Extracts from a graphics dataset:
============

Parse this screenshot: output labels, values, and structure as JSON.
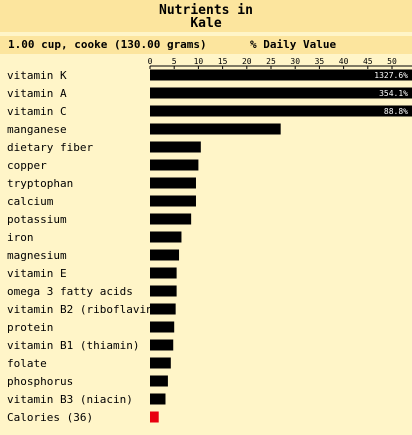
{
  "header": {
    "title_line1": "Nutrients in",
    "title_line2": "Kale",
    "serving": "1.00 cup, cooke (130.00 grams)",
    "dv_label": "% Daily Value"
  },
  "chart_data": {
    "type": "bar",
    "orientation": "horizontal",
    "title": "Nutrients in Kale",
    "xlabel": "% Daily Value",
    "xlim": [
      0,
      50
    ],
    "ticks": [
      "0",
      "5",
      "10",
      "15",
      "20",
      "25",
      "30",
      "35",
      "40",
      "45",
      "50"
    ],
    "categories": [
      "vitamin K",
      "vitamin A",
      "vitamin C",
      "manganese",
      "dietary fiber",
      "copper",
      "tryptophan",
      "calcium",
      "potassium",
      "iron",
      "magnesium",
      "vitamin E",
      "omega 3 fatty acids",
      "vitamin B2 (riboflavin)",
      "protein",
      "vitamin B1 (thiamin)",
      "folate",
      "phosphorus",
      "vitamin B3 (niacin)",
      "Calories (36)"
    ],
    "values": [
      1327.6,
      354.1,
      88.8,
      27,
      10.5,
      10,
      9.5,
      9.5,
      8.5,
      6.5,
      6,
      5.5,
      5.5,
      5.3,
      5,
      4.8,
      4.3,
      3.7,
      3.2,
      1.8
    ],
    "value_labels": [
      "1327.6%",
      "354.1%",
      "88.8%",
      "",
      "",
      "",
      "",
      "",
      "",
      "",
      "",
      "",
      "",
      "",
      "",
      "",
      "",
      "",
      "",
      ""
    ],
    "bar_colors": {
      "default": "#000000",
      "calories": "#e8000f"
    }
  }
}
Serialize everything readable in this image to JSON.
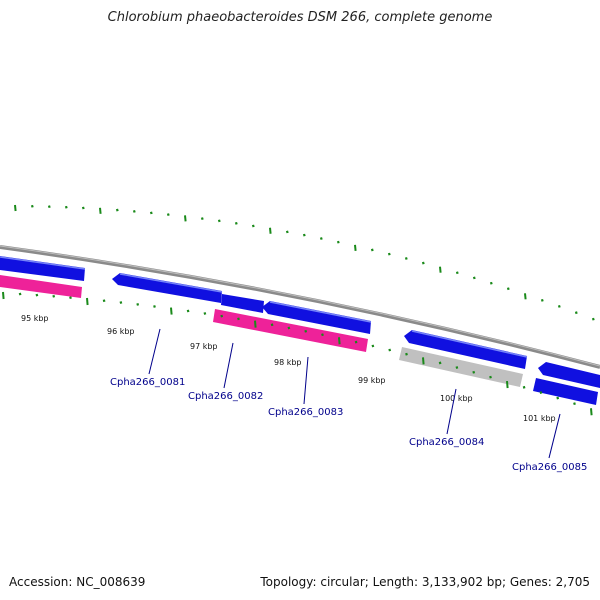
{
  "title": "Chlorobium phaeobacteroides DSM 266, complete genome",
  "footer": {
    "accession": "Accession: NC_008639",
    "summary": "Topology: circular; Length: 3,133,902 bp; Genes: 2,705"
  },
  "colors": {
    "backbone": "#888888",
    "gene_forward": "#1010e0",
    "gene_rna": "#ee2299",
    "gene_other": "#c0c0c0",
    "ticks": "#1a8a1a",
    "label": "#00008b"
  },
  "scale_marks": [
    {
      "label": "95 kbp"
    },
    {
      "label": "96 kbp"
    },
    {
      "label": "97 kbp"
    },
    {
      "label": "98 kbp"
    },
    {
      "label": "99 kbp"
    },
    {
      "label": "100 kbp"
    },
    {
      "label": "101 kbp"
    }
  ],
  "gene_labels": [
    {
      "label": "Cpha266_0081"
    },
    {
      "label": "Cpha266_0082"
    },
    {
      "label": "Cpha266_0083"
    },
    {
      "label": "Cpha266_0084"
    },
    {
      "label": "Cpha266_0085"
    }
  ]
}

============

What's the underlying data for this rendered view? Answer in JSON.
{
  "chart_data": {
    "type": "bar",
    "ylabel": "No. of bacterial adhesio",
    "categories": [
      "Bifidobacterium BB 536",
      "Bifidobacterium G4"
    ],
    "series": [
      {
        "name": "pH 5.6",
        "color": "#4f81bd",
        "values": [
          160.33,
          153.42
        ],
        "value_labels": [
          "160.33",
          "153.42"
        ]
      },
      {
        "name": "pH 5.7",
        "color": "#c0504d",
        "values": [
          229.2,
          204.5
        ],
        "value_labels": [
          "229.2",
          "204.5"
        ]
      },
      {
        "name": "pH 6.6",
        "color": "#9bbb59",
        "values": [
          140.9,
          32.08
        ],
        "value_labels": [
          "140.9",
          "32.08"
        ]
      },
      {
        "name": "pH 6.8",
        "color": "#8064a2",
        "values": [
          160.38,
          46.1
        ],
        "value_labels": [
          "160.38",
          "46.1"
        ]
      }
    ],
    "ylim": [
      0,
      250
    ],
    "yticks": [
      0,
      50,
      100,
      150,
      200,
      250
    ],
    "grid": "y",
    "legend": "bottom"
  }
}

============

Required action =>
Once you have counted the lines above that contain "Daily", give that number alone.

Solution below =>
2